##### TEXTO DE LA PÁGINA
Nos dice el protagonista en la madurez al llegar a las últimas páginas. 
La casa del niño no deslumbra tanto como la de Keith, pero el padre de Stephen en lugar de opulencia y oropeles sí le proporciona sin embargo cimientos para que en el futuro sea un hombre, un hombre bueno. Y puestos a seguir redefiniendo creo que a nadie se le escapa que la verdadera fuerza es la bondad.
“Juego de espías” es un libro que remueve, que transforma, que conmueve, que emociona. Pero sobre todo “Juego de espías” nos recuerda que los niños se miran en nosotros, intentemos al menos no estar sucios o limpiemos el espejo frente a ellos, para que sepan que todos nos equivocamos pero que los errores se pueden remediar. Toda mi vida he pensado que a los críos se les puede decir la verdad buscando la manera apropiada de hacerlo, es la muestra de respeto que más agradecen. Es posible que sea después cuando no queramos verla.
##########
◆ TAREAS PLANTEADAS
a) ¿Qué cuatro verbos emplea el texto sobre «Juego de espías» para describir lo que hace el libro?
b) Reproduce literalmente el fragmento del texto sobre «Juego de espías» que empieza en "Nos dice el" y termina en "es la bondad.".
c) Prosigue el texto sobre «Juego de espías» a partir de su última oración.
El material no interviene para nada en esto.
##### MATERIAL PROPORCIONADO
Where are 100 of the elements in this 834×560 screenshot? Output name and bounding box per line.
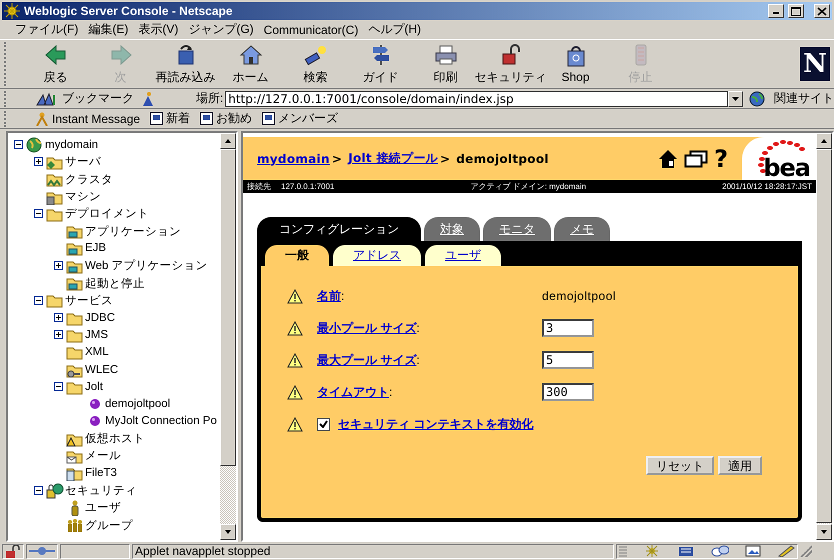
##########
◆ RESPUESTAS
a) remueve, transforma, conmueve, emociona

b)
Nos dice el protagonista en la madurez al llegar a las últimas páginas. 
La casa del niño no deslumbra tanto como la de Keith, pero el padre de Stephen en lugar de opulencia y oropeles sí le proporciona sin embargo cimientos para que en el futuro sea un hombre, un hombre bueno. Y puestos a seguir redefiniendo creo que a nadie se le escapa que la verdadera fuerza es la bondad.

c)
Agradezco esta joya literaria que mereció el premio Whitbread de novela en el 2002, pero a quienes de verdad quiero dar las gracias es a Stefan Weitzler, (cuando lleguéis a las últimas páginas entenderéis la sorpresa de este nombre que ni el escritor ni yo os habíamos anunciado) nunca antes había sentido con tanta hondura la verdad de la ficción, y me alegro de haber conocido a Michael Frayn, el autor, a través de esta bellísima novela llena de lirismo y voz tan singular que no se parece a ninguna otra, gracias a él, he navegado por el interior de mí misma. Frayn es la mano que te saca del abismo tras introducirte en él sin soltarte para que pierdas el miedo.
Es una novela preciosa que me regaló un reciente amigo vinculado con la biblioteca pública de mi ciudad.

Un abrazo y hasta el próximo encuentro.